Begin ENTRIES PROVIDED

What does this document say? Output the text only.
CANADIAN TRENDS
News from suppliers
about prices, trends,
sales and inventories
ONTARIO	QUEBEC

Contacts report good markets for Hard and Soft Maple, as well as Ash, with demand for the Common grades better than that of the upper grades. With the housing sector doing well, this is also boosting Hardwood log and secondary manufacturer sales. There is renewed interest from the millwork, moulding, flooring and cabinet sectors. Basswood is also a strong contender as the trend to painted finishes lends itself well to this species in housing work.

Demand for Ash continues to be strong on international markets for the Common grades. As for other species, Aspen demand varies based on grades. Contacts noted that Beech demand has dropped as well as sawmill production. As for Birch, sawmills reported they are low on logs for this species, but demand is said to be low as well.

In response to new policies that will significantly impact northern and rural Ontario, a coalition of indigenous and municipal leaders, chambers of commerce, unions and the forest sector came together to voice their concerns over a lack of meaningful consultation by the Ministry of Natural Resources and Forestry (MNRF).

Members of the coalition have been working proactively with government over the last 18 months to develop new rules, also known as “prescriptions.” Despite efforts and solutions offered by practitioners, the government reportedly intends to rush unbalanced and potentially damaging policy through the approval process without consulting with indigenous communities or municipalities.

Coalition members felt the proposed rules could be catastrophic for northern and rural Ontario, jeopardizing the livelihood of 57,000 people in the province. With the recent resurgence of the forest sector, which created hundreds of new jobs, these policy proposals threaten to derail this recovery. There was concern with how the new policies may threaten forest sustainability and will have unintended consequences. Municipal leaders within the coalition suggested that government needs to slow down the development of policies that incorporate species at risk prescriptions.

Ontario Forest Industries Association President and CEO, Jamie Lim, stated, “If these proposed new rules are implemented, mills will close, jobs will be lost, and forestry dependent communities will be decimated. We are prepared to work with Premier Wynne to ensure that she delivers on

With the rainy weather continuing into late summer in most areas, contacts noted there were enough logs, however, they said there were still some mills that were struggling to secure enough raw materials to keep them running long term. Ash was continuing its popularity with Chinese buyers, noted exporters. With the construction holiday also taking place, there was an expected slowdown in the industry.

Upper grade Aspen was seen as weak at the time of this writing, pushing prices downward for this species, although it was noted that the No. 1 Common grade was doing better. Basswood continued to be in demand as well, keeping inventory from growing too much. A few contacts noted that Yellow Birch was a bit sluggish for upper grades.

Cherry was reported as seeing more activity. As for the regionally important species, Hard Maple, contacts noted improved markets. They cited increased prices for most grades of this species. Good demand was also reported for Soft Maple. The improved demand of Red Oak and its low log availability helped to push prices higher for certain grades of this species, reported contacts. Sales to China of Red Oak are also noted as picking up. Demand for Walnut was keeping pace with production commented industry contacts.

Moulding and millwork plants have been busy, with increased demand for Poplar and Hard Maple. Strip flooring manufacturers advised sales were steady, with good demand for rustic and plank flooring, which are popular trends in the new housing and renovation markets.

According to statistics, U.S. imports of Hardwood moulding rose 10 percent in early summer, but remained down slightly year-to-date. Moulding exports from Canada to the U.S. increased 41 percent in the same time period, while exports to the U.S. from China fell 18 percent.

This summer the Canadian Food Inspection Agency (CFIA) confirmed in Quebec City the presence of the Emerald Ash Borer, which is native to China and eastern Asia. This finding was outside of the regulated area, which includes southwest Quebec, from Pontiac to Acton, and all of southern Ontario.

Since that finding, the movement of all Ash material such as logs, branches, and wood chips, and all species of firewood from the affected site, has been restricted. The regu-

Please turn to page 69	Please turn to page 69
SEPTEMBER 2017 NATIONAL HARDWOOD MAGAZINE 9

End ENTRIES PROVIDED

Reproduce the material above, every line of it, exactly.

What does this document say? Output the text only.
CANADIAN TRENDS
News from suppliers
about prices, trends,
sales and inventories
ONTARIO	QUEBEC

Contacts report good markets for Hard and Soft Maple, as well as Ash, with demand for the Common grades better than that of the upper grades. With the housing sector doing well, this is also boosting Hardwood log and secondary manufacturer sales. There is renewed interest from the millwork, moulding, flooring and cabinet sectors. Basswood is also a strong contender as the trend to painted finishes lends itself well to this species in housing work.

Demand for Ash continues to be strong on international markets for the Common grades. As for other species, Aspen demand varies based on grades. Contacts noted that Beech demand has dropped as well as sawmill production. As for Birch, sawmills reported they are low on logs for this species, but demand is said to be low as well.

In response to new policies that will significantly impact northern and rural Ontario, a coalition of indigenous and municipal leaders, chambers of commerce, unions and the forest sector came together to voice their concerns over a lack of meaningful consultation by the Ministry of Natural Resources and Forestry (MNRF).

Members of the coalition have been working proactively with government over the last 18 months to develop new rules, also known as “prescriptions.” Despite efforts and solutions offered by practitioners, the government reportedly intends to rush unbalanced and potentially damaging policy through the approval process without consulting with indigenous communities or municipalities.

Coalition members felt the proposed rules could be catastrophic for northern and rural Ontario, jeopardizing the livelihood of 57,000 people in the province. With the recent resurgence of the forest sector, which created hundreds of new jobs, these policy proposals threaten to derail this recovery. There was concern with how the new policies may threaten forest sustainability and will have unintended consequences. Municipal leaders within the coalition suggested that government needs to slow down the development of policies that incorporate species at risk prescriptions.

Ontario Forest Industries Association President and CEO, Jamie Lim, stated, “If these proposed new rules are implemented, mills will close, jobs will be lost, and forestry dependent communities will be decimated. We are prepared to work with Premier Wynne to ensure that she delivers on

With the rainy weather continuing into late summer in most areas, contacts noted there were enough logs, however, they said there were still some mills that were struggling to secure enough raw materials to keep them running long term. Ash was continuing its popularity with Chinese buyers, noted exporters. With the construction holiday also taking place, there was an expected slowdown in the industry.

Upper grade Aspen was seen as weak at the time of this writing, pushing prices downward for this species, although it was noted that the No. 1 Common grade was doing better. Basswood continued to be in demand as well, keeping inventory from growing too much. A few contacts noted that Yellow Birch was a bit sluggish for upper grades.

Cherry was reported as seeing more activity. As for the regionally important species, Hard Maple, contacts noted improved markets. They cited increased prices for most grades of this species. Good demand was also reported for Soft Maple. The improved demand of Red Oak and its low log availability helped to push prices higher for certain grades of this species, reported contacts. Sales to China of Red Oak are also noted as picking up. Demand for Walnut was keeping pace with production commented industry contacts.

Moulding and millwork plants have been busy, with increased demand for Poplar and Hard Maple. Strip flooring manufacturers advised sales were steady, with good demand for rustic and plank flooring, which are popular trends in the new housing and renovation markets.

According to statistics, U.S. imports of Hardwood moulding rose 10 percent in early summer, but remained down slightly year-to-date. Moulding exports from Canada to the U.S. increased 41 percent in the same time period, while exports to the U.S. from China fell 18 percent.

This summer the Canadian Food Inspection Agency (CFIA) confirmed in Quebec City the presence of the Emerald Ash Borer, which is native to China and eastern Asia. This finding was outside of the regulated area, which includes southwest Quebec, from Pontiac to Acton, and all of southern Ontario.

Since that finding, the movement of all Ash material such as logs, branches, and wood chips, and all species of firewood from the affected site, has been restricted. The regu-

Please turn to page 69	Please turn to page 69
SEPTEMBER 2017 NATIONAL HARDWOOD MAGAZINE 9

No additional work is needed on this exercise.